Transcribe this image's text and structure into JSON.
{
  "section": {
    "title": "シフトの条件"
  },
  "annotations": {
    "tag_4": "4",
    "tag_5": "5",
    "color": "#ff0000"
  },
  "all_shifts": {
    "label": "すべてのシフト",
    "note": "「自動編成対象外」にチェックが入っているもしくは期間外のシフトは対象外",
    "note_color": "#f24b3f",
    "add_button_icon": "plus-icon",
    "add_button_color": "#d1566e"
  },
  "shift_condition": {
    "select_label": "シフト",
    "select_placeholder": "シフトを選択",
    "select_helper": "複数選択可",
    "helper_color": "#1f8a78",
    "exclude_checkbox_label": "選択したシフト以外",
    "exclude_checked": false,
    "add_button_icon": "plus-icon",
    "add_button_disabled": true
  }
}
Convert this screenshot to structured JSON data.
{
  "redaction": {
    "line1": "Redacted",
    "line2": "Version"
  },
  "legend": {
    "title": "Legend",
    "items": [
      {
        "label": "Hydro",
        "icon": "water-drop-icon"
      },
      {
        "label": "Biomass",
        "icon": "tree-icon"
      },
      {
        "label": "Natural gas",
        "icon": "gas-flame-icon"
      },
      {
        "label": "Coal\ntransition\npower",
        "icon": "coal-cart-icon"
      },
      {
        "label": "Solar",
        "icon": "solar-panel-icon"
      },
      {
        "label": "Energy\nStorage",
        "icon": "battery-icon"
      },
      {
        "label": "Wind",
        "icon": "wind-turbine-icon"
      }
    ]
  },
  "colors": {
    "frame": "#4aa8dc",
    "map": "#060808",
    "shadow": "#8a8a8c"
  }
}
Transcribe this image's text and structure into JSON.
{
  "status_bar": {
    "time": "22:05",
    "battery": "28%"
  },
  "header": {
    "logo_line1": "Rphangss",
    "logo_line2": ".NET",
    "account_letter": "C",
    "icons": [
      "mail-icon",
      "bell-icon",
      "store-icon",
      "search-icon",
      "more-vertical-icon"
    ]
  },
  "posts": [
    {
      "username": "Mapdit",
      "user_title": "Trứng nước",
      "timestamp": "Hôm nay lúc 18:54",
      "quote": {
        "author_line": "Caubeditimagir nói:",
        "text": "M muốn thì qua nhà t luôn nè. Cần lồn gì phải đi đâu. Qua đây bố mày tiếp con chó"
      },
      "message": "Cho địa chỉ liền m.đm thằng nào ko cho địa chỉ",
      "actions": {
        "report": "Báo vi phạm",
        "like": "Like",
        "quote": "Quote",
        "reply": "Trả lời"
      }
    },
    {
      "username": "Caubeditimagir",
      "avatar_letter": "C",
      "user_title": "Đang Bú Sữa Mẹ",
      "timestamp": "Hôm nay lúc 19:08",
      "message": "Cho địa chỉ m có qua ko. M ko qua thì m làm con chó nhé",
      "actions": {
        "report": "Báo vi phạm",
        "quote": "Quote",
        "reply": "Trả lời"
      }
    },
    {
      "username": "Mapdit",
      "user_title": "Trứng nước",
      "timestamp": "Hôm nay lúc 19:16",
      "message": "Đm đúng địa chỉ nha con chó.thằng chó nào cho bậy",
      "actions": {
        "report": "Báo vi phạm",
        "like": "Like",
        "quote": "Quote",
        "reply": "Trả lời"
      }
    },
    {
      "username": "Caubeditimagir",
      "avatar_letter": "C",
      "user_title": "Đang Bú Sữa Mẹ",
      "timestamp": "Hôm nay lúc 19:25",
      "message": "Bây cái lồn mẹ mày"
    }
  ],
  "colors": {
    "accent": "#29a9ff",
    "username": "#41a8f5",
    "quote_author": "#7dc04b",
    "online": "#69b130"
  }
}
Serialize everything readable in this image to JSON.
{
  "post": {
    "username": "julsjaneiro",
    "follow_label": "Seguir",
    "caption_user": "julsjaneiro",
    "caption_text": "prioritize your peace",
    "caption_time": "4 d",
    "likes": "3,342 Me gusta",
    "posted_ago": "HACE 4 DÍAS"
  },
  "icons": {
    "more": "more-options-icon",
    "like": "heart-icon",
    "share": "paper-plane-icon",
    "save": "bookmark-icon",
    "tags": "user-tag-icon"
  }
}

# # # # # # #

Your instructions ▸
Extract all of the data exactly as written.

Final answer ▸
Transcribe this image's text and structure into JSON.
{
  "section": {
    "title": "シフトの条件"
  },
  "annotations": {
    "tag_4": "4",
    "tag_5": "5",
    "color": "#ff0000"
  },
  "all_shifts": {
    "label": "すべてのシフト",
    "note": "「自動編成対象外」にチェックが入っているもしくは期間外のシフトは対象外",
    "note_color": "#f24b3f",
    "add_button_icon": "plus-icon",
    "add_button_color": "#d1566e"
  },
  "shift_condition": {
    "select_label": "シフト",
    "select_placeholder": "シフトを選択",
    "select_helper": "複数選択可",
    "helper_color": "#1f8a78",
    "exclude_checkbox_label": "選択したシフト以外",
    "exclude_checked": false,
    "add_button_icon": "plus-icon",
    "add_button_disabled": true
  }
}
Convert this screenshot to structured JSON data.
{
  "redaction": {
    "line1": "Redacted",
    "line2": "Version"
  },
  "legend": {
    "title": "Legend",
    "items": [
      {
        "label": "Hydro",
        "icon": "water-drop-icon"
      },
      {
        "label": "Biomass",
        "icon": "tree-icon"
      },
      {
        "label": "Natural gas",
        "icon": "gas-flame-icon"
      },
      {
        "label": "Coal\ntransition\npower",
        "icon": "coal-cart-icon"
      },
      {
        "label": "Solar",
        "icon": "solar-panel-icon"
      },
      {
        "label": "Energy\nStorage",
        "icon": "battery-icon"
      },
      {
        "label": "Wind",
        "icon": "wind-turbine-icon"
      }
    ]
  },
  "colors": {
    "frame": "#4aa8dc",
    "map": "#060808",
    "shadow": "#8a8a8c"
  }
}
Transcribe this image's text and structure into JSON.
{
  "status_bar": {
    "time": "22:05",
    "battery": "28%"
  },
  "header": {
    "logo_line1": "Rphangss",
    "logo_line2": ".NET",
    "account_letter": "C",
    "icons": [
      "mail-icon",
      "bell-icon",
      "store-icon",
      "search-icon",
      "more-vertical-icon"
    ]
  },
  "posts": [
    {
      "username": "Mapdit",
      "user_title": "Trứng nước",
      "timestamp": "Hôm nay lúc 18:54",
      "quote": {
        "author_line": "Caubeditimagir nói:",
        "text": "M muốn thì qua nhà t luôn nè. Cần lồn gì phải đi đâu. Qua đây bố mày tiếp con chó"
      },
      "message": "Cho địa chỉ liền m.đm thằng nào ko cho địa chỉ",
      "actions": {
        "report": "Báo vi phạm",
        "like": "Like",
        "quote": "Quote",
        "reply": "Trả lời"
      }
    },
    {
      "username": "Caubeditimagir",
      "avatar_letter": "C",
      "user_title": "Đang Bú Sữa Mẹ",
      "timestamp": "Hôm nay lúc 19:08",
      "message": "Cho địa chỉ m có qua ko. M ko qua thì m làm con chó nhé",
      "actions": {
        "report": "Báo vi phạm",
        "quote": "Quote",
        "reply": "Trả lời"
      }
    },
    {
      "username": "Mapdit",
      "user_title": "Trứng nước",
      "timestamp": "Hôm nay lúc 19:16",
      "message": "Đm đúng địa chỉ nha con chó.thằng chó nào cho bậy",
      "actions": {
        "report": "Báo vi phạm",
        "like": "Like",
        "quote": "Quote",
        "reply": "Trả lời"
      }
    },
    {
      "username": "Caubeditimagir",
      "avatar_letter": "C",
      "user_title": "Đang Bú Sữa Mẹ",
      "timestamp": "Hôm nay lúc 19:25",
      "message": "Bây cái lồn mẹ mày"
    }
  ],
  "colors": {
    "accent": "#29a9ff",
    "username": "#41a8f5",
    "quote_author": "#7dc04b",
    "online": "#69b130"
  }
}
Serialize everything readable in this image to JSON.
{
  "post": {
    "username": "julsjaneiro",
    "follow_label": "Seguir",
    "caption_user": "julsjaneiro",
    "caption_text": "prioritize your peace",
    "caption_time": "4 d",
    "likes": "3,342 Me gusta",
    "posted_ago": "HACE 4 DÍAS"
  },
  "icons": {
    "more": "more-options-icon",
    "like": "heart-icon",
    "share": "paper-plane-icon",
    "save": "bookmark-icon",
    "tags": "user-tag-icon"
  }
}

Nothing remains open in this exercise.